Schriftenreihe des "Freundeskreises Fritz Bauer"
Texte über den ehemaligen Generalstaatsanwalt in Braunschweig und Frankfurt am Main
Fritz Bauer (1903- 1968)

Heft 2:

Wer war Fritz Bauer?
Einführende Texte über Fritz Bauer mit Hinweisen auf seine Biographie
und den Fritz Bauer Film von Ilona Ziok

1. Der große Jurist wirkte in Braunschweig
2. Auf der Suche nach dem Recht
3. "Fritz Bauer - Tod auf Raten" - ein Film von Ilona Ziok

 

1. Fritz Bauer – der große Jurist wirkte in Braunschweig

 Wer war Fritz Bauer? Eigentlich kennt ihn kaum noch jemand in Braunschweig, fast niemand – oder auch in Deutschland. Und das ist gerade das Eigenartige an ihm – denn sein Name steht für Gerechtigkeit in einem Maße, wie man es hierzulande kaum kennt.

Wann hat er eigentlich gelebt? Auch das weiß kaum jemand: es sind die Jahre von 1903 bis 1968.

**Verfügbare Daten:**
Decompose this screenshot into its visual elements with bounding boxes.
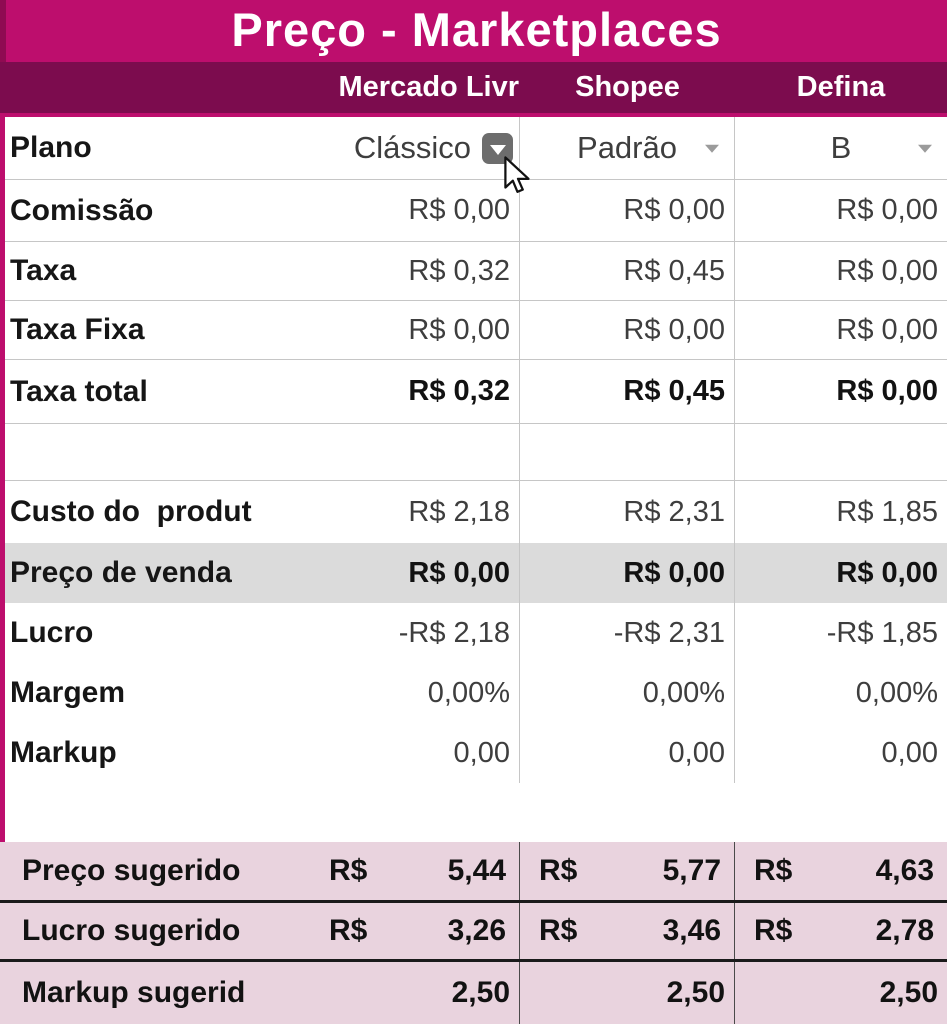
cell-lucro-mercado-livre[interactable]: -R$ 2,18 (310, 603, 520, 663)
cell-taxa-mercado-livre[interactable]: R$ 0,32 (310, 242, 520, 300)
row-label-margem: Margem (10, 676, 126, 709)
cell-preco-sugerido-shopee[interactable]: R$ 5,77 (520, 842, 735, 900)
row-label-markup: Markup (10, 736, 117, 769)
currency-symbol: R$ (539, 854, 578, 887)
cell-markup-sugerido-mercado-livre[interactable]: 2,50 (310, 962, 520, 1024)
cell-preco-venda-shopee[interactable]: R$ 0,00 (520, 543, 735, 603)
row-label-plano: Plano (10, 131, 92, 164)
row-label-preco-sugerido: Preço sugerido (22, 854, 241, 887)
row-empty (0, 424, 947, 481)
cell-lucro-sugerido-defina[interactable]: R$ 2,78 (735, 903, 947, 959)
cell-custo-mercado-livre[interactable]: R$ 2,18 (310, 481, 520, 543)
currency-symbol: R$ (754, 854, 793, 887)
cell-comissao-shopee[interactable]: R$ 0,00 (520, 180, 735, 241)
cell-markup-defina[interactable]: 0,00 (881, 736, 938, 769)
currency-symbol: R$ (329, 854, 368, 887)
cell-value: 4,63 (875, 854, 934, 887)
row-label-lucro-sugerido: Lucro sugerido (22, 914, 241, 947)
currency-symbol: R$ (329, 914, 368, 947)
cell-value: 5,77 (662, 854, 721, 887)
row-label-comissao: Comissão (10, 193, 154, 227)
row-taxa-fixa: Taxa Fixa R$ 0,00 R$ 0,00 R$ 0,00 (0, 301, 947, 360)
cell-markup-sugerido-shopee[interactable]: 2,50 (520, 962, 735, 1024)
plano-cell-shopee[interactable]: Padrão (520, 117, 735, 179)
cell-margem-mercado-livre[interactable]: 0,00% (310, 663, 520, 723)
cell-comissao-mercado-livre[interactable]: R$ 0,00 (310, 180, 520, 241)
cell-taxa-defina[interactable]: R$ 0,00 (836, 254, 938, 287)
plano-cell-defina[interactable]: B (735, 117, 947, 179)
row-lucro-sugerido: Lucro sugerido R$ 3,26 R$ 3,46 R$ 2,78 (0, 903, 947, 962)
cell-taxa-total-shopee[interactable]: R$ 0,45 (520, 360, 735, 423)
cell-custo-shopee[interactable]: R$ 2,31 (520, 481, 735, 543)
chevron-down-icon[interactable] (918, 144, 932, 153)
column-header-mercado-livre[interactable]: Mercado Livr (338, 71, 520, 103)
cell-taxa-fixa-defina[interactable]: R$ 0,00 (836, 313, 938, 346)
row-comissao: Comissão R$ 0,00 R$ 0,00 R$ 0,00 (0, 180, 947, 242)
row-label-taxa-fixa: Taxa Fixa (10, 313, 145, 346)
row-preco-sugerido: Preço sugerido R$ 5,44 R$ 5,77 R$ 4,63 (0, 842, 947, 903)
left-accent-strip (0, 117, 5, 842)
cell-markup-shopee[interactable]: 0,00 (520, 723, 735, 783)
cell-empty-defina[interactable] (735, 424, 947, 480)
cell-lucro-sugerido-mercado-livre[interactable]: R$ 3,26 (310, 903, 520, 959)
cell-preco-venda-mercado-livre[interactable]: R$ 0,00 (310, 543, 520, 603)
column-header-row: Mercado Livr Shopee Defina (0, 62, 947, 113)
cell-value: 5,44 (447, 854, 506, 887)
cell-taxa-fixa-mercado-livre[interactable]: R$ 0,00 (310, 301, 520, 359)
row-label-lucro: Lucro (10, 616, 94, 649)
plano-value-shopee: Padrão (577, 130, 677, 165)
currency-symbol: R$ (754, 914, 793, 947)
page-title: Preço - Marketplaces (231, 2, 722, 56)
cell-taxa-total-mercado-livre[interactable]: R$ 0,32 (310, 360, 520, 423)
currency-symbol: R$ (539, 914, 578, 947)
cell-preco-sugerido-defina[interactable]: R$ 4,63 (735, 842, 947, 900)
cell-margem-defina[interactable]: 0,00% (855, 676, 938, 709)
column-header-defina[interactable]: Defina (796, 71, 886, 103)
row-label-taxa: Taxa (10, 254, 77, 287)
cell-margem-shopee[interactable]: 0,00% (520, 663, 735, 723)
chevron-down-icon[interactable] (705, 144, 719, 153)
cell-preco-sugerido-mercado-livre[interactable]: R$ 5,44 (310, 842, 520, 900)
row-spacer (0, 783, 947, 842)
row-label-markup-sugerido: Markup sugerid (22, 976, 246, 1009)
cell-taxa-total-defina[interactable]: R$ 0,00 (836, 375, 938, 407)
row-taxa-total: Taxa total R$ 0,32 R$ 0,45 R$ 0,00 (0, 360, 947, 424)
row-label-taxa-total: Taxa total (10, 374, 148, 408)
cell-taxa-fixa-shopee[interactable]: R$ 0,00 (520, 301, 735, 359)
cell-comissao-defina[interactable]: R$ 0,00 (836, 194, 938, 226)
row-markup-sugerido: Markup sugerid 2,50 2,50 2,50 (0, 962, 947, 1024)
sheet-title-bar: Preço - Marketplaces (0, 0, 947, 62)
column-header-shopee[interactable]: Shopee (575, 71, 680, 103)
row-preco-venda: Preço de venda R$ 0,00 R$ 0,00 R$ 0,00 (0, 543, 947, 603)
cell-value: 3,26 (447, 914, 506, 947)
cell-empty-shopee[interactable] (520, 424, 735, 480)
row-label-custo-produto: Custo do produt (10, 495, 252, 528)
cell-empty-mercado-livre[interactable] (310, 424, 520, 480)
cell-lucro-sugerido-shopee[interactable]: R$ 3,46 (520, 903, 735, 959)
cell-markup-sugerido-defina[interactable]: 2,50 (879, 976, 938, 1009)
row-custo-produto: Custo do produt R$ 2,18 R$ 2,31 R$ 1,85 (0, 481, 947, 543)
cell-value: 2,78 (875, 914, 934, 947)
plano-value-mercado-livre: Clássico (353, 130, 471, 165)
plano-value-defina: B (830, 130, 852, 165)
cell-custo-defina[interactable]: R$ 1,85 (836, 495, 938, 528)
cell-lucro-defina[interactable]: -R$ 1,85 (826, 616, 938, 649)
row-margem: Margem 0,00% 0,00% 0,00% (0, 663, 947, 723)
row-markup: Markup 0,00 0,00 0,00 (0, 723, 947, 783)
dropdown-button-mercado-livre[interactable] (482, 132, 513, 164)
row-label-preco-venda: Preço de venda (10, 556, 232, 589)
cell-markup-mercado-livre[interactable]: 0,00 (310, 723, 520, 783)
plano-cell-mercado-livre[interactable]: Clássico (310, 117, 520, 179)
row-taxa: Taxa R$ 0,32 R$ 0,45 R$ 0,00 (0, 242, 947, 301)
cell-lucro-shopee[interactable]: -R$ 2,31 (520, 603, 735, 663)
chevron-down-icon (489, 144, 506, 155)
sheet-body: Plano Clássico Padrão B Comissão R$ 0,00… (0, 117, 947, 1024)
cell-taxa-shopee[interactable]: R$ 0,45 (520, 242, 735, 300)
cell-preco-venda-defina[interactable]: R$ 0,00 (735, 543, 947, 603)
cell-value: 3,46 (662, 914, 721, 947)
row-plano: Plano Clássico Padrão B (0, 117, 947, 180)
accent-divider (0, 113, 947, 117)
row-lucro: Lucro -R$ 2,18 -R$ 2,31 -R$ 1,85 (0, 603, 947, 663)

**Aufgaben:**
1 > Wiederhole den Text über Fritz Bauer vollständig und ohne jede Änderung.
2 > Schreibe in der Auflistung die Zeilen neu, beginnend mit der Zeile, die "cell-lucro-mercado-livre[interactable]: -R$ 2,18" enthält, und endend mit der Zeile, die "cell-comissao-mercado-livre[interactable]: R$ 0,00" enthält. Ersetze dabei "Preço sugerido" durch "Preço recomendado" und lass alles andere unverändert.
Der Text und die Auflistung hängen nicht miteinander zusammen.

**Erwartete Ausgaben:**
1 >
Schriftenreihe des "Freundeskreises Fritz Bauer"
Texte über den ehemaligen Generalstaatsanwalt in Braunschweig und Frankfurt am Main
Fritz Bauer (1903- 1968)

Heft 2:

Wer war Fritz Bauer?
Einführende Texte über Fritz Bauer mit Hinweisen auf seine Biographie
und den Fritz Bauer Film von Ilona Ziok

1. Der große Jurist wirkte in Braunschweig
2. Auf der Suche nach dem Recht
3. "Fritz Bauer - Tod auf Raten" - ein Film von Ilona Ziok

 

1. Fritz Bauer – der große Jurist wirkte in Braunschweig

 Wer war Fritz Bauer? Eigentlich kennt ihn kaum noch jemand in Braunschweig, fast niemand – oder auch in Deutschland. Und das ist gerade das Eigenartige an ihm – denn sein Name steht für Gerechtigkeit in einem Maße, wie man es hierzulande kaum kennt.

Wann hat er eigentlich gelebt? Auch das weiß kaum jemand: es sind die Jahre von 1903 bis 1968.

2 >
cell-lucro-mercado-livre[interactable]: -R$ 2,18 (310, 603, 520, 663)
cell-taxa-mercado-livre[interactable]: R$ 0,32 (310, 242, 520, 300)
row-label-margem: Margem (10, 676, 126, 709)
cell-preco-sugerido-shopee[interactable]: R$ 5,77 (520, 842, 735, 900)
row-label-markup: Markup (10, 736, 117, 769)
currency-symbol: R$ (539, 854, 578, 887)
cell-markup-sugerido-mercado-livre[interactable]: 2,50 (310, 962, 520, 1024)
cell-preco-venda-shopee[interactable]: R$ 0,00 (520, 543, 735, 603)
row-label-plano: Plano (10, 131, 92, 164)
row-label-preco-sugerido: Preço recomendado (22, 854, 241, 887)
row-empty (0, 424, 947, 481)
cell-lucro-sugerido-defina[interactable]: R$ 2,78 (735, 903, 947, 959)
cell-custo-mercado-livre[interactable]: R$ 2,18 (310, 481, 520, 543)
currency-symbol: R$ (754, 854, 793, 887)
cell-comissao-shopee[interactable]: R$ 0,00 (520, 180, 735, 241)
cell-markup-defina[interactable]: 0,00 (881, 736, 938, 769)
currency-symbol: R$ (329, 854, 368, 887)
cell-value: 4,63 (875, 854, 934, 887)
row-label-lucro-sugerido: Lucro sugerido (22, 914, 241, 947)
currency-symbol: R$ (329, 914, 368, 947)
cell-value: 5,77 (662, 854, 721, 887)
row-label-comissao: Comissão (10, 193, 154, 227)
row-taxa-fixa: Taxa Fixa R$ 0,00 R$ 0,00 R$ 0,00 (0, 301, 947, 360)
cell-markup-sugerido-shopee[interactable]: 2,50 (520, 962, 735, 1024)
plano-cell-shopee[interactable]: Padrão (520, 117, 735, 179)
cell-margem-mercado-livre[interactable]: 0,00% (310, 663, 520, 723)
cell-comissao-mercado-livre[interactable]: R$ 0,00 (310, 180, 520, 241)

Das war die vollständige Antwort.